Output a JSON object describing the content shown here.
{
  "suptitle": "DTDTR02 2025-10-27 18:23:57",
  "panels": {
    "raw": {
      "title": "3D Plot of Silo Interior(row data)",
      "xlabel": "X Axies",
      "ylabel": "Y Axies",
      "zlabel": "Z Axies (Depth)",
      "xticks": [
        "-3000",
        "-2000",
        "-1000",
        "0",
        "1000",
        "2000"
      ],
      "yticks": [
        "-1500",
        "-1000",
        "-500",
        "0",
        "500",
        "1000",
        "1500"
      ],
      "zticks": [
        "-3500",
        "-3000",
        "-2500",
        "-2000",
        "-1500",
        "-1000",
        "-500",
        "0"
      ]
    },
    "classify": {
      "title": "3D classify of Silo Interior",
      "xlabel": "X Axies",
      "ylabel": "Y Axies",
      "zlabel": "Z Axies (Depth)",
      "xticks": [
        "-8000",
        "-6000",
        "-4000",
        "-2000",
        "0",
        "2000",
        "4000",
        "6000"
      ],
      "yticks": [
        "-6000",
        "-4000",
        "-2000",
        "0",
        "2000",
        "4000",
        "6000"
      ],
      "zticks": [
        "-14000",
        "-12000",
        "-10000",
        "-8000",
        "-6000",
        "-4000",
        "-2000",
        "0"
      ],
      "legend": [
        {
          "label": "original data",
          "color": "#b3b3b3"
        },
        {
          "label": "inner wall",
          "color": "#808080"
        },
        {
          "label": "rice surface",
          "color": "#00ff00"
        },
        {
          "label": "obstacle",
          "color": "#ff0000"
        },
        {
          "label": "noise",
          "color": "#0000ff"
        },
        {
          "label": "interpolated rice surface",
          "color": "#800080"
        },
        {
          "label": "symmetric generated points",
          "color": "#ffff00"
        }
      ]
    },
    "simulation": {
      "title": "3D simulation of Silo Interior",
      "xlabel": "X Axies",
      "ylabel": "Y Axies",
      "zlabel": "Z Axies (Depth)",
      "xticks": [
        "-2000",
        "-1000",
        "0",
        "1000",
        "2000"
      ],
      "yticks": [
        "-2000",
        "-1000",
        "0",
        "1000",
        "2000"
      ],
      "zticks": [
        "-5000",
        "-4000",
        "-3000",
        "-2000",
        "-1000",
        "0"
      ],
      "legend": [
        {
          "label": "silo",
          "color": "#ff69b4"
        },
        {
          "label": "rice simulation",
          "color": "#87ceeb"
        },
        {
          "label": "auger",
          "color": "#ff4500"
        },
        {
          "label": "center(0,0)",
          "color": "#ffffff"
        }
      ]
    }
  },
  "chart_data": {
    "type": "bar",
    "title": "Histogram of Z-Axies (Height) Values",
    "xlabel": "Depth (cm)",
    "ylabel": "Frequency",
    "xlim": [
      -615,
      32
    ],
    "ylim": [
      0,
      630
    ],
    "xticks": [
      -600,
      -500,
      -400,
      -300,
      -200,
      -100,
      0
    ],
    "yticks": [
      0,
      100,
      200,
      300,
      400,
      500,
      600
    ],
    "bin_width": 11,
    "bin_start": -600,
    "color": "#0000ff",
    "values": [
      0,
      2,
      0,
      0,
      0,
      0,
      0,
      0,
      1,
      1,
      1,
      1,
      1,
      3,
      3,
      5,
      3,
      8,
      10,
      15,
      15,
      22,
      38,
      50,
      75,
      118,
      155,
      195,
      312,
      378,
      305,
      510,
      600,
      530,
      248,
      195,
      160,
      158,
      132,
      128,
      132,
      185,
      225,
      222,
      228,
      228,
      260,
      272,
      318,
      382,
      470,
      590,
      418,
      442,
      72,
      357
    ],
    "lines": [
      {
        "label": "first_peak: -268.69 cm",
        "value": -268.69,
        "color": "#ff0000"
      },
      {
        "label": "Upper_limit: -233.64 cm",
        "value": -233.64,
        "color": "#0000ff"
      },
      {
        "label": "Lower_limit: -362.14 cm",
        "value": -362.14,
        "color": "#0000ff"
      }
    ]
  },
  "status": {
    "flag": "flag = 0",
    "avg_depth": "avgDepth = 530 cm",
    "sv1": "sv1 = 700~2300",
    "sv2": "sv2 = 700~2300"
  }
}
────────────────────────────────────────
--- WHAT IS REQUIRED ---
Print the records once more, exactly as they were given.

--- RESPONSE TO THIS EXERCISE ---
Output a JSON object describing the content shown here.
{
  "suptitle": "DTDTR02 2025-10-27 18:23:57",
  "panels": {
    "raw": {
      "title": "3D Plot of Silo Interior(row data)",
      "xlabel": "X Axies",
      "ylabel": "Y Axies",
      "zlabel": "Z Axies (Depth)",
      "xticks": [
        "-3000",
        "-2000",
        "-1000",
        "0",
        "1000",
        "2000"
      ],
      "yticks": [
        "-1500",
        "-1000",
        "-500",
        "0",
        "500",
        "1000",
        "1500"
      ],
      "zticks": [
        "-3500",
        "-3000",
        "-2500",
        "-2000",
        "-1500",
        "-1000",
        "-500",
        "0"
      ]
    },
    "classify": {
      "title": "3D classify of Silo Interior",
      "xlabel": "X Axies",
      "ylabel": "Y Axies",
      "zlabel": "Z Axies (Depth)",
      "xticks": [
        "-8000",
        "-6000",
        "-4000",
        "-2000",
        "0",
        "2000",
        "4000",
        "6000"
      ],
      "yticks": [
        "-6000",
        "-4000",
        "-2000",
        "0",
        "2000",
        "4000",
        "6000"
      ],
      "zticks": [
        "-14000",
        "-12000",
        "-10000",
        "-8000",
        "-6000",
        "-4000",
        "-2000",
        "0"
      ],
      "legend": [
        {
          "label": "original data",
          "color": "#b3b3b3"
        },
        {
          "label": "inner wall",
          "color": "#808080"
        },
        {
          "label": "rice surface",
          "color": "#00ff00"
        },
        {
          "label": "obstacle",
          "color": "#ff0000"
        },
        {
          "label": "noise",
          "color": "#0000ff"
        },
        {
          "label": "interpolated rice surface",
          "color": "#800080"
        },
        {
          "label": "symmetric generated points",
          "color": "#ffff00"
        }
      ]
    },
    "simulation": {
      "title": "3D simulation of Silo Interior",
      "xlabel": "X Axies",
      "ylabel": "Y Axies",
      "zlabel": "Z Axies (Depth)",
      "xticks": [
        "-2000",
        "-1000",
        "0",
        "1000",
        "2000"
      ],
      "yticks": [
        "-2000",
        "-1000",
        "0",
        "1000",
        "2000"
      ],
      "zticks": [
        "-5000",
        "-4000",
        "-3000",
        "-2000",
        "-1000",
        "0"
      ],
      "legend": [
        {
          "label": "silo",
          "color": "#ff69b4"
        },
        {
          "label": "rice simulation",
          "color": "#87ceeb"
        },
        {
          "label": "auger",
          "color": "#ff4500"
        },
        {
          "label": "center(0,0)",
          "color": "#ffffff"
        }
      ]
    }
  },
  "chart_data": {
    "type": "bar",
    "title": "Histogram of Z-Axies (Height) Values",
    "xlabel": "Depth (cm)",
    "ylabel": "Frequency",
    "xlim": [
      -615,
      32
    ],
    "ylim": [
      0,
      630
    ],
    "xticks": [
      -600,
      -500,
      -400,
      -300,
      -200,
      -100,
      0
    ],
    "yticks": [
      0,
      100,
      200,
      300,
      400,
      500,
      600
    ],
    "bin_width": 11,
    "bin_start": -600,
    "color": "#0000ff",
    "values": [
      0,
      2,
      0,
      0,
      0,
      0,
      0,
      0,
      1,
      1,
      1,
      1,
      1,
      3,
      3,
      5,
      3,
      8,
      10,
      15,
      15,
      22,
      38,
      50,
      75,
      118,
      155,
      195,
      312,
      378,
      305,
      510,
      600,
      530,
      248,
      195,
      160,
      158,
      132,
      128,
      132,
      185,
      225,
      222,
      228,
      228,
      260,
      272,
      318,
      382,
      470,
      590,
      418,
      442,
      72,
      357
    ],
    "lines": [
      {
        "label": "first_peak: -268.69 cm",
        "value": -268.69,
        "color": "#ff0000"
      },
      {
        "label": "Upper_limit: -233.64 cm",
        "value": -233.64,
        "color": "#0000ff"
      },
      {
        "label": "Lower_limit: -362.14 cm",
        "value": -362.14,
        "color": "#0000ff"
      }
    ]
  },
  "status": {
    "flag": "flag = 0",
    "avg_depth": "avgDepth = 530 cm",
    "sv1": "sv1 = 700~2300",
    "sv2": "sv2 = 700~2300"
  }
}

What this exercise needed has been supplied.